Given request 1 >>
Answer these questions using the rolling friction model text, one answer per line marked (a), (b), (c):
(a) What is the model's single parameter based on?
(b) What do scientists usually pretend all the particles are?
(c) What systems did the model reproduce macroscopic behaviors in?
Given request 2 >>
For each statement, say yes or no according to the rolling friction model text, and quote the exact words that settle it:
(a) The proposed model uses two parameters.
(b) Real-world particles like sand and gravel are perfect spheres.
(c) Computers have trouble with the math of jagged rocks hitting each other.
Given request 3 >> Retype part of the rolling friction model text word for word. Begin at the words "This study proposes", and stop after "industrial incinerator systems.".

Provided passage >>
[Start]
Development of a single-parameter spring-dashpot rolling friction model for coarse-grained DEM

This study proposes a novel single-parameter spring-dashpot rolling friction model based on the critical rolling angle to simplify calibration and enhance the computational efficiency of large-scale coarse-grained DEM simulations for non-spherical particles, as validated by its ability to accurately reproduce macroscopic behaviors in industrial incinerator systems.

The Gist

Imagine you are trying to simulate a massive pile of sand, gravel, or trash in a computer. In the real world, these particles aren't perfect spheres; they are jagged, flat, and irregular. They get stuck, interlock, and resist rolling over each other like a pile of rocks.

However, computers are terrible at calculating the complex math of jagged rocks bumping into each other. It's like trying to solve a Rubik's cube while juggling chainsaws. To make the simulation run fast enough to be useful, scientists usually pretend all the particles are perfect, smooth marbles.
[End]
Data section >>
[Start]
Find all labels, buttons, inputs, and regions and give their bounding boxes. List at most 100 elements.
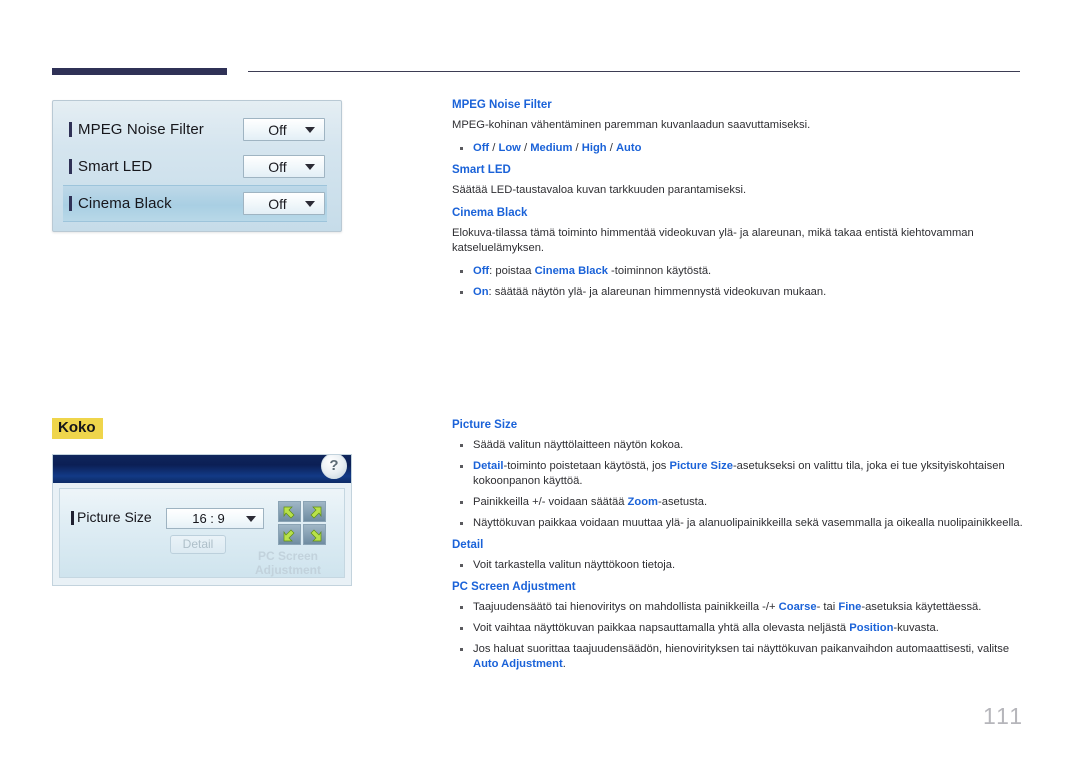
osd-row-label: Smart LED [78,158,153,175]
term-coarse: Coarse [778,601,817,613]
heading-smart-led: Smart LED [452,164,511,176]
list-item: Jos haluat suorittaa taajuudensäädön, hi… [452,642,1027,672]
separator: / [606,142,616,154]
heading-detail: Detail [452,539,484,551]
heading-picture-size: Picture Size [452,419,518,431]
list-item: Detail-toiminto poistetaan käytöstä, jos… [452,459,1027,489]
text: - tai [816,601,839,613]
position-cell-top-right[interactable] [303,501,326,522]
text: . [562,658,566,670]
list-item: Voit tarkastella valitun näyttökoon tiet… [452,558,1027,573]
osd-row-cinema-black[interactable]: Cinema Black Off [63,185,327,222]
option-auto: Auto [615,142,642,154]
list-item: Taajuudensäätö tai hienoviritys on mahdo… [452,600,1027,615]
position-cell-bottom-left[interactable] [278,524,301,545]
term-on: On [473,286,489,298]
header-rule-line [248,71,1020,72]
bullet-marker-icon [69,122,72,137]
chevron-down-icon [305,126,315,133]
option-medium: Medium [530,142,573,154]
chevron-down-icon [305,163,315,170]
term-off: Off [473,265,490,277]
term-detail: Detail [473,460,504,472]
option-low: Low [498,142,521,154]
osd-dropdown-cinema-black[interactable]: Off [243,192,325,215]
help-icon[interactable]: ? [321,455,347,479]
bullet-marker-icon [69,159,72,174]
text: -asetuksia käytettäessä. [861,601,982,613]
list-detail: Voit tarkastella valitun näyttökoon tiet… [452,558,1027,573]
doc-column-top: MPEG Noise Filter MPEG-kohinan vähentämi… [452,98,1024,307]
doc-column-bottom: Picture Size Säädä valitun näyttölaittee… [452,418,1027,679]
arrow-down-right-icon [310,529,322,542]
paragraph-cinema-black: Elokuva-tilassa tämä toiminto himmentää … [452,227,974,254]
osd-content-area: Picture Size 16 : 9 Detail PC Screen Adj… [59,488,345,578]
picture-size-value: 16 : 9 [192,511,225,526]
position-grid[interactable] [278,501,326,545]
text: Taajuudensäätö tai hienoviritys on mahdo… [473,601,779,613]
text: -toiminnon käytöstä. [607,265,712,277]
osd-dropdown-smart-led[interactable]: Off [243,155,325,178]
paragraph-smart-led: Säätää LED-taustavaloa kuvan tarkkuuden … [452,184,747,196]
heading-mpeg-noise-filter: MPEG Noise Filter [452,99,552,111]
header-rule-block [52,68,227,75]
chevron-down-icon [246,515,256,522]
separator: / [520,142,531,154]
text: -asetusta. [658,496,708,508]
text: Näyttökuvan paikkaa voidaan muuttaa ylä-… [473,517,1023,529]
picture-size-dropdown[interactable]: 16 : 9 [166,508,264,529]
manual-page: MPEG Noise Filter Off Smart LED Off Cine… [0,0,1080,763]
separator: / [572,142,582,154]
arrow-up-left-icon [283,506,295,519]
osd-titlebar: ? [53,455,351,483]
bullet-marker-icon [69,196,72,211]
term-picture-size: Picture Size [669,460,733,472]
osd-dropdown-value: Off [268,121,287,138]
text: Voit tarkastella valitun näyttökoon tiet… [473,559,676,571]
picture-size-label: Picture Size [77,509,152,525]
position-cell-top-left[interactable] [278,501,301,522]
text: Jos haluat suorittaa taajuudensäädön, hi… [473,643,1010,655]
term-position: Position [849,622,894,634]
option-high: High [581,142,607,154]
text: Painikkeilla +/- voidaan säätää [473,496,628,508]
list-item: Painikkeilla +/- voidaan säätää Zoom-ase… [452,495,1027,510]
option-off: Off [473,142,490,154]
osd-row-mpeg-noise-filter[interactable]: MPEG Noise Filter Off [63,111,327,148]
page-number: 111 [983,703,1024,729]
term-fine: Fine [838,601,862,613]
heading-pc-screen-adjustment: PC Screen Adjustment [452,581,576,593]
list-mpeg-options: Off / Low / Medium / High / Auto [452,141,1024,156]
arrow-up-right-icon [310,506,322,519]
list-item: Voit vaihtaa näyttökuvan paikkaa napsaut… [452,621,1027,636]
detail-button[interactable]: Detail [170,535,226,554]
list-item: Off / Low / Medium / High / Auto [452,141,1024,156]
osd-row-label: MPEG Noise Filter [78,121,204,138]
term-zoom: Zoom [627,496,658,508]
osd-row-label: Cinema Black [78,195,172,212]
osd-dropdown-value: Off [268,195,287,212]
heading-cinema-black: Cinema Black [452,207,528,219]
text: -toiminto poistetaan käytöstä, jos [503,460,670,472]
term-cinema-black: Cinema Black [534,265,608,277]
list-pc-screen-adjustment: Taajuudensäätö tai hienoviritys on mahdo… [452,600,1027,672]
list-item: Näyttökuvan paikkaa voidaan muuttaa ylä-… [452,516,1027,531]
osd-dropdown-mpeg-noise-filter[interactable]: Off [243,118,325,141]
picture-size-osd: ? Picture Size 16 : 9 Detail PC Screen A… [52,454,352,586]
arrow-down-left-icon [283,529,295,542]
osd-row-smart-led[interactable]: Smart LED Off [63,148,327,185]
chevron-down-icon [305,200,315,207]
text: -kuvasta. [893,622,939,634]
text: : poistaa [489,265,535,277]
list-item: Off: poistaa Cinema Black -toiminnon käy… [452,264,1024,279]
osd-dropdown-value: Off [268,158,287,175]
list-item: Säädä valitun näyttölaitteen näytön koko… [452,438,1027,453]
paragraph-mpeg-noise-filter: MPEG-kohinan vähentäminen paremman kuvan… [452,119,811,131]
pc-screen-adjustment-label: PC Screen Adjustment [255,549,321,577]
picture-options-osd: MPEG Noise Filter Off Smart LED Off Cine… [52,100,342,232]
position-cell-bottom-right[interactable] [303,524,326,545]
list-cinema-black-options: Off: poistaa Cinema Black -toiminnon käy… [452,264,1024,300]
term-auto-adjustment: Auto Adjustment [473,658,563,670]
text: Voit vaihtaa näyttökuvan paikkaa napsaut… [473,622,850,634]
list-item: On: säätää näytön ylä- ja alareunan himm… [452,285,1024,300]
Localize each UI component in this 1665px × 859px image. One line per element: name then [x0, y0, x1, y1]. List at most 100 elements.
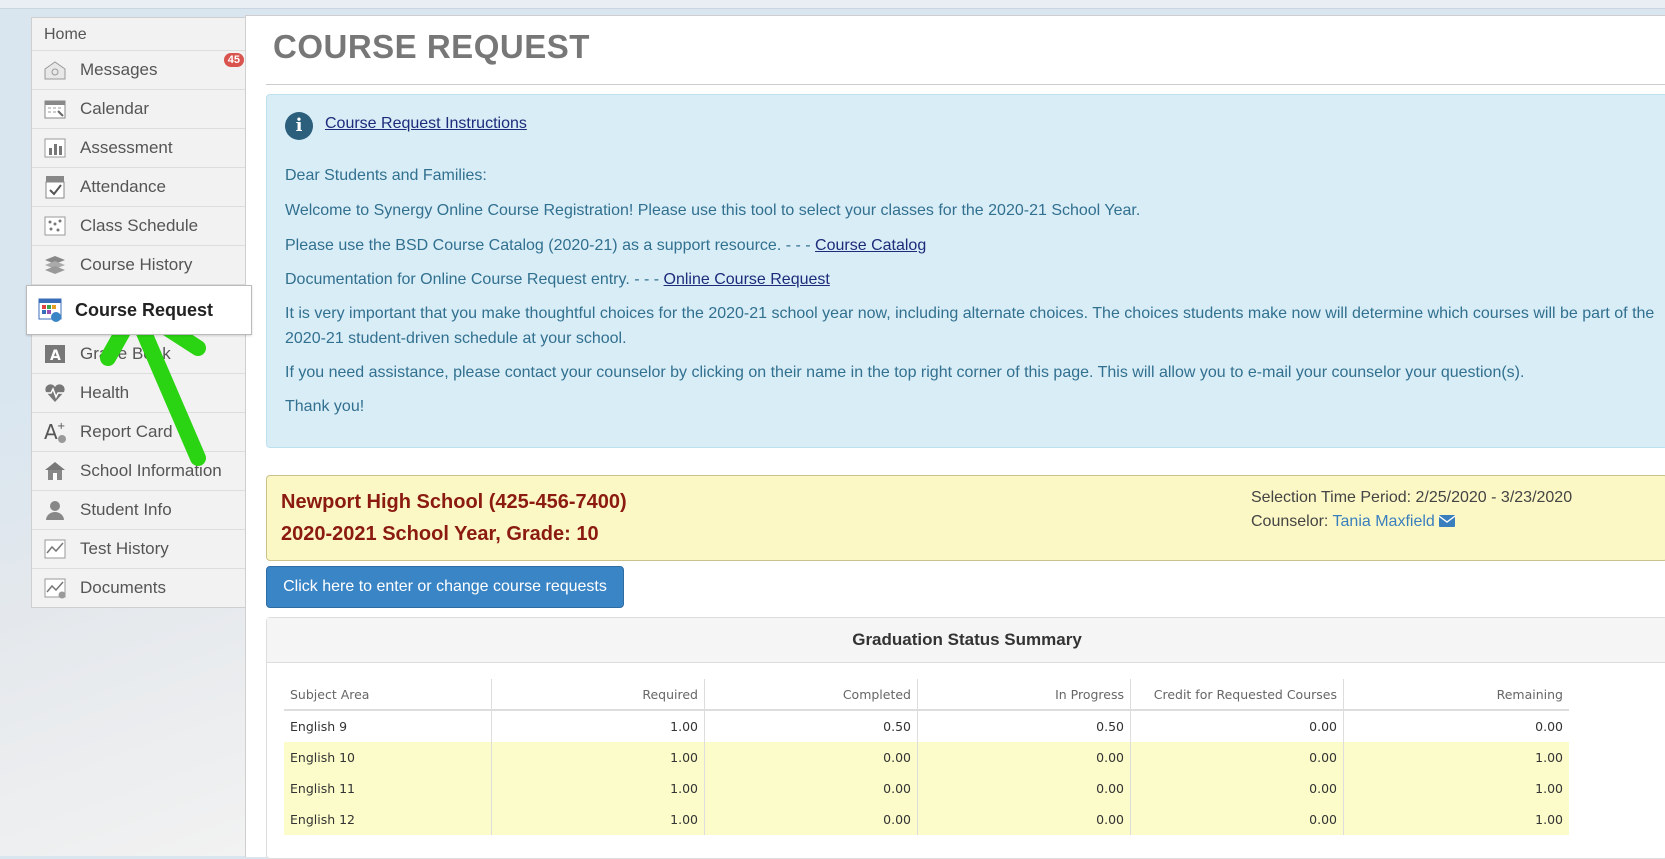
school-information-icon	[42, 458, 68, 484]
sidebar-item-student-info[interactable]: Student Info	[32, 491, 248, 530]
sidebar-item-label: Test History	[80, 539, 169, 558]
table-cell: 0.00	[704, 804, 918, 835]
sidebar-item-label: Course History	[80, 255, 193, 274]
table-row: English 11 1.00 0.00 0.00 0.00 1.00	[284, 773, 1569, 804]
table-cell: 1.00	[1343, 773, 1569, 804]
sidebar-item-label: Health	[80, 383, 130, 402]
page-title: COURSE REQUEST	[273, 28, 590, 65]
table-cell: 0.00	[704, 773, 918, 804]
sidebar-item-calendar[interactable]: Calendar	[32, 90, 248, 129]
table-cell: 0.00	[1130, 773, 1344, 804]
sidebar-item-label: Course Request	[75, 299, 214, 320]
thanks-text: Thank you!	[285, 398, 365, 415]
envelope-icon[interactable]	[1438, 515, 1456, 527]
table-cell: 0.50	[917, 710, 1131, 742]
table-cell: English 9	[290, 719, 348, 734]
sidebar-item-label: Student Info	[80, 500, 172, 519]
table-cell: 1.00	[491, 804, 705, 835]
enter-course-requests-button[interactable]: Click here to enter or change course req…	[266, 566, 624, 608]
top-strip	[0, 0, 1665, 9]
column-header: Required	[491, 679, 705, 711]
school-name: Newport High School (425-456-7400)	[281, 491, 627, 513]
sidebar-item-documents[interactable]: Documents	[32, 569, 248, 607]
table-cell: 1.00	[491, 710, 705, 742]
sidebar-item-label: School Information	[80, 461, 222, 480]
table-cell: 1.00	[491, 742, 705, 773]
course-history-icon	[42, 252, 68, 278]
course-request-instructions-link[interactable]: Course Request Instructions	[325, 115, 527, 133]
sidebar-item-label: Class Schedule	[80, 216, 199, 235]
table-row: English 12 1.00 0.00 0.00 0.00 1.00	[284, 804, 1569, 835]
table-cell: 0.00	[917, 804, 1131, 835]
sidebar-item-assessment[interactable]: Assessment	[32, 129, 248, 168]
health-icon	[42, 380, 68, 406]
info-icon: i	[285, 112, 313, 140]
column-header: Credit for Requested Courses	[1130, 679, 1344, 711]
sidebar-item-course-history[interactable]: Course History	[32, 246, 248, 285]
sidebar-item-messages[interactable]: Messages 45	[32, 51, 248, 90]
catalog-text: Please use the BSD Course Catalog (2020-…	[285, 237, 816, 254]
svg-text:+: +	[57, 421, 65, 432]
counselor-name-link[interactable]: Tania Maxfield	[1333, 513, 1435, 530]
sidebar-item-label: Messages	[80, 60, 158, 79]
instructions-panel: i Course Request Instructions Dear Stude…	[266, 94, 1665, 448]
grade-book-icon: A	[42, 341, 68, 367]
selection-period: Selection Time Period: 2/25/2020 - 3/23/…	[1251, 489, 1573, 506]
table-row: English 10 1.00 0.00 0.00 0.00 1.00	[284, 742, 1569, 773]
sidebar-item-label: Calendar	[80, 99, 149, 118]
table-cell: 0.00	[1130, 710, 1344, 742]
sidebar-item-test-history[interactable]: Test History	[32, 530, 248, 569]
course-catalog-link[interactable]: Course Catalog	[815, 237, 926, 254]
table-cell: English 10	[284, 742, 492, 773]
class-schedule-icon	[42, 213, 68, 239]
sidebar-item-school-information[interactable]: School Information	[32, 452, 248, 491]
table-cell: 0.00	[1130, 804, 1344, 835]
column-header: In Progress	[917, 679, 1131, 711]
column-header: Completed	[704, 679, 918, 711]
table-cell: 0.00	[917, 742, 1131, 773]
table-cell: 0.50	[704, 710, 918, 742]
catalog-line: Please use the BSD Course Catalog (2020-…	[285, 233, 1660, 258]
table-cell: 1.00	[491, 773, 705, 804]
graduation-summary-title: Graduation Status Summary	[267, 618, 1665, 663]
counselor-label: Counselor:	[1251, 513, 1333, 530]
graduation-table: Subject Area Required Completed In Progr…	[284, 679, 1569, 835]
greeting-text: Dear Students and Families:	[285, 167, 487, 184]
sidebar-item-attendance[interactable]: Attendance	[32, 168, 248, 207]
assistance-text: If you need assistance, please contact y…	[285, 364, 1525, 381]
attendance-icon	[42, 174, 68, 200]
documentation-line: Documentation for Online Course Request …	[285, 267, 1660, 292]
main-content: COURSE REQUEST i Course Request Instruct…	[245, 15, 1665, 859]
table-cell: 0.00	[704, 742, 918, 773]
title-divider	[266, 84, 1665, 85]
course-request-icon	[37, 297, 63, 323]
sidebar-home[interactable]: Home	[32, 18, 248, 51]
table-cell: English 12	[284, 804, 492, 835]
sidebar-item-class-schedule[interactable]: Class Schedule	[32, 207, 248, 246]
online-course-request-link[interactable]: Online Course Request	[664, 271, 830, 288]
sidebar-nav: Home Messages 45 Calendar Assessment Att…	[26, 17, 252, 608]
sidebar-item-health[interactable]: Health	[32, 374, 248, 413]
sidebar-item-label: Report Card	[80, 422, 173, 441]
school-year-grade: 2020-2021 School Year, Grade: 10	[281, 523, 599, 545]
svg-text:A: A	[50, 348, 61, 364]
table-cell: English 11	[284, 773, 492, 804]
table-header-row: Subject Area Required Completed In Progr…	[284, 679, 1569, 711]
sidebar-item-course-request[interactable]: Course Request	[26, 285, 252, 335]
sidebar-item-report-card[interactable]: A + Report Card	[32, 413, 248, 452]
sidebar-item-label: Documents	[80, 578, 166, 597]
student-info-icon	[42, 497, 68, 523]
assessment-icon	[42, 135, 68, 161]
counselor-line: Counselor: Tania Maxfield	[1251, 513, 1456, 531]
messages-count-badge: 45	[223, 53, 244, 67]
important-text: It is very important that you make thoug…	[285, 305, 1655, 347]
welcome-text: Welcome to Synergy Online Course Registr…	[285, 202, 1141, 219]
svg-text:A: A	[44, 420, 58, 444]
report-card-icon: A +	[42, 419, 68, 445]
column-header: Subject Area	[284, 679, 492, 711]
sidebar-item-label: Assessment	[80, 138, 173, 157]
column-header: Remaining	[1343, 679, 1569, 711]
table-cell: 0.00	[1343, 710, 1569, 742]
sidebar-item-grade-book[interactable]: A Grade Book	[32, 335, 248, 374]
table-cell: 1.00	[1343, 804, 1569, 835]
[End]
Answer 1 >>
(a) The critical rolling angle.
(b) Perfect, smooth marbles.
(c) Industrial incinerator systems.

Answer 2 >>
(a) No: "a novel single-parameter spring-dashpot rolling friction model"
(b) No: "these particles aren't perfect spheres"
(c) Yes: "computers are terrible at calculating the complex math of jagged rocks bumping into each other"

Answer 3 >>
This study proposes a novel single-parameter spring-dashpot rolling friction model based on the critical rolling angle to simplify calibration and enhance the computational efficiency of large-scale coarse-grained DEM simulations for non-spherical particles, as validated by its ability to accurately reproduce macroscopic behaviors in industrial incinerator systems.